* BEGIN *

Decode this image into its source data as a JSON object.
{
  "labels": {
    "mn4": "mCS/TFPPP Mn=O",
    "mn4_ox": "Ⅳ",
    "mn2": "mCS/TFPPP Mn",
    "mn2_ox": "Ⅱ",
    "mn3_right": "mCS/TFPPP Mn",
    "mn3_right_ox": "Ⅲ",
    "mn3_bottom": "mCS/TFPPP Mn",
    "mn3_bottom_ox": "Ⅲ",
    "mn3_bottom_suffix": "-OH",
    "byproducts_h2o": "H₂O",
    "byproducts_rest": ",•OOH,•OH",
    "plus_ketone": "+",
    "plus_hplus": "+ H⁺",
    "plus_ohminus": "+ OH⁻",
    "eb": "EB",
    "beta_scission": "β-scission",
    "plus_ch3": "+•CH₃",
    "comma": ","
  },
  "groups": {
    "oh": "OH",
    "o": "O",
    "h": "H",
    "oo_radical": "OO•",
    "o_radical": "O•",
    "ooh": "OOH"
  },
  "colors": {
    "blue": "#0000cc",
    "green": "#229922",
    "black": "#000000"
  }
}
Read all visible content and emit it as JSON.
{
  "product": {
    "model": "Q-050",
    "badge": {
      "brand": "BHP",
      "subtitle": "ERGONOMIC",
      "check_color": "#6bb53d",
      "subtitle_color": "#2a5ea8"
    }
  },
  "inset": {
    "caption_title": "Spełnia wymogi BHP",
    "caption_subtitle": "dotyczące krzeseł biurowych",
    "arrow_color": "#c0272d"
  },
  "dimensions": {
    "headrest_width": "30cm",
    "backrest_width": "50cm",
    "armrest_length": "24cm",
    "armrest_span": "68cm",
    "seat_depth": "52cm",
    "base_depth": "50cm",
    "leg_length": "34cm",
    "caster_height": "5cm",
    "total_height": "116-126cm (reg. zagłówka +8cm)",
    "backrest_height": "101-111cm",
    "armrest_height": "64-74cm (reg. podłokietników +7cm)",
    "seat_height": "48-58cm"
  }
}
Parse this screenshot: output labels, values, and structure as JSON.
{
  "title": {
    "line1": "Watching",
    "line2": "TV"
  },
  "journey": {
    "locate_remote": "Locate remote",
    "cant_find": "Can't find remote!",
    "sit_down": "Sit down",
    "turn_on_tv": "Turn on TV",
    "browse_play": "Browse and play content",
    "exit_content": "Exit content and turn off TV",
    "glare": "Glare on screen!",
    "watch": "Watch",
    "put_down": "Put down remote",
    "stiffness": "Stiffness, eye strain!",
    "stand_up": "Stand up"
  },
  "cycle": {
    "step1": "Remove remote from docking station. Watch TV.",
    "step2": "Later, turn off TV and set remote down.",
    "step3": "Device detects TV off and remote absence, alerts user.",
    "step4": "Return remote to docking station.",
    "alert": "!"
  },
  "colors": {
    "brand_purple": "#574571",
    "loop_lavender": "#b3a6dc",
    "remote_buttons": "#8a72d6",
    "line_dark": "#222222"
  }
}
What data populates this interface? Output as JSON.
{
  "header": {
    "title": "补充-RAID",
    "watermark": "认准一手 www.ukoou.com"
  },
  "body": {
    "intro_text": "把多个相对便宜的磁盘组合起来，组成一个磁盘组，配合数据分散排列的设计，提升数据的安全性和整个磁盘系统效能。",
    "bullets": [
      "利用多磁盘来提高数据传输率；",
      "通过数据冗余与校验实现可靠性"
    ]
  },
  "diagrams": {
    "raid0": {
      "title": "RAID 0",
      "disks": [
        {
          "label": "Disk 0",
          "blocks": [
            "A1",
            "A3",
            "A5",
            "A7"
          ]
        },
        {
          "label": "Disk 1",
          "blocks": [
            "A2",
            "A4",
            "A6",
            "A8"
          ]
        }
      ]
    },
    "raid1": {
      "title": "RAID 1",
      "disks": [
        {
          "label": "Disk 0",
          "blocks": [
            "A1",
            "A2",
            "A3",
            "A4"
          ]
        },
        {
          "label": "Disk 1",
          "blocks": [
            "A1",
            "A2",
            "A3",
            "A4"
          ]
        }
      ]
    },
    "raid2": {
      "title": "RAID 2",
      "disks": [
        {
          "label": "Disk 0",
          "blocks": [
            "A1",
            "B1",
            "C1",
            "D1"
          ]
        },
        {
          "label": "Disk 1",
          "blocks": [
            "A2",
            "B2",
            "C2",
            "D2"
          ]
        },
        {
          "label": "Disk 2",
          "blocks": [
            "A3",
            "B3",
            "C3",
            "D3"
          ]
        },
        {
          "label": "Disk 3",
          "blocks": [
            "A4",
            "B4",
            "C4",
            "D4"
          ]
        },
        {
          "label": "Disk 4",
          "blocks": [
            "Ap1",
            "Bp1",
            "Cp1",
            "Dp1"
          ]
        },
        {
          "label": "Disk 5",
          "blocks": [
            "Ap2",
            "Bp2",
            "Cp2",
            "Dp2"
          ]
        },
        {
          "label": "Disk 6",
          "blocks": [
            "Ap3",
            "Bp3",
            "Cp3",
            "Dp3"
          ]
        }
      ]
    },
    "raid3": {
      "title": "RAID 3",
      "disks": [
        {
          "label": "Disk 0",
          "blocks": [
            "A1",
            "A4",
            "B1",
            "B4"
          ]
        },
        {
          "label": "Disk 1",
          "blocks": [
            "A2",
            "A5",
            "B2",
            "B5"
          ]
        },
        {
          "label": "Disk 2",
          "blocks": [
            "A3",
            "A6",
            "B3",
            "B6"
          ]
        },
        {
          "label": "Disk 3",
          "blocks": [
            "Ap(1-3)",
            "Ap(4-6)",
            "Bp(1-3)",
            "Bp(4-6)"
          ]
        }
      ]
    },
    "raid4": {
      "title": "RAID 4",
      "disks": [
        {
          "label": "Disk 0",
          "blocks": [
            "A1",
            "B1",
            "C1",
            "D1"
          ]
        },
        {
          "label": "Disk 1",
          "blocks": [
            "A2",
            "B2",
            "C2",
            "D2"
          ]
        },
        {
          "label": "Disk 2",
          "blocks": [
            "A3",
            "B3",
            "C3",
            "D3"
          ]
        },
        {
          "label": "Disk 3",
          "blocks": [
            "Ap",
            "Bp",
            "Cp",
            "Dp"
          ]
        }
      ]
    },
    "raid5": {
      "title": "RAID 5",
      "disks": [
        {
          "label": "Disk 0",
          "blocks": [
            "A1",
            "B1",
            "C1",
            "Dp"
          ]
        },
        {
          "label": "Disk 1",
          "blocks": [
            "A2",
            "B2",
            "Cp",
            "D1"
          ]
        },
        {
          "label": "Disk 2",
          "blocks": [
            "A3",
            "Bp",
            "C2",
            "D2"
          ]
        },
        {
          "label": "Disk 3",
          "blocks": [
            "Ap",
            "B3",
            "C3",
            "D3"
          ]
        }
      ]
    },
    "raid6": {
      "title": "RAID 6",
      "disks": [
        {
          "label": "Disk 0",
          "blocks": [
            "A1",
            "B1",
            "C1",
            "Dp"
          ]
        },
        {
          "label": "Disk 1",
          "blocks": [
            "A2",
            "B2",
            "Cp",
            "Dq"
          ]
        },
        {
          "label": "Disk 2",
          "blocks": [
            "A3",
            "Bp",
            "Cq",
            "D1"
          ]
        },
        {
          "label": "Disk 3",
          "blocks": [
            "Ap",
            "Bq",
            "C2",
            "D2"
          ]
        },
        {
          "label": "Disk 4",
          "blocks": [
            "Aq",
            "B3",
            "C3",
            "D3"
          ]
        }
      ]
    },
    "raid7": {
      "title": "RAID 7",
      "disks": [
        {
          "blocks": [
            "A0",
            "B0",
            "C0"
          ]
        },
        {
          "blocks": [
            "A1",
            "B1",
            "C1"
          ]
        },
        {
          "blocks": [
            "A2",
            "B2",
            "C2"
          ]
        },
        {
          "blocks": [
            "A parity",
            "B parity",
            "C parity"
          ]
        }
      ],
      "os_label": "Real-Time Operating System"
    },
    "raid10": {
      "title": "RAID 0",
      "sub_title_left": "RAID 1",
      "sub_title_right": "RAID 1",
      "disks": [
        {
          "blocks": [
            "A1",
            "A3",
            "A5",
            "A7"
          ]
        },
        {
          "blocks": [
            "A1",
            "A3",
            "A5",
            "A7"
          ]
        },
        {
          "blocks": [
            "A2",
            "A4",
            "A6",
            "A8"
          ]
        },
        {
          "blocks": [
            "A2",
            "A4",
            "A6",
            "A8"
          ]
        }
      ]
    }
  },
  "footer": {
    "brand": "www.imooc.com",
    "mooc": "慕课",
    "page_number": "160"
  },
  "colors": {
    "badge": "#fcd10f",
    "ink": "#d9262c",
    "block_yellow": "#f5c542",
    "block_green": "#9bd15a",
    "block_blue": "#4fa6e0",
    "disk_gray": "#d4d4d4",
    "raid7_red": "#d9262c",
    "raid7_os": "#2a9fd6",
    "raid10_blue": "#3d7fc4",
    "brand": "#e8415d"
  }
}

* END *

Filter the listing above for the string "station" and copy every matching line.

    "step1": "Remove remote from docking station. Watch TV.",
    "step4": "Return remote to docking station.",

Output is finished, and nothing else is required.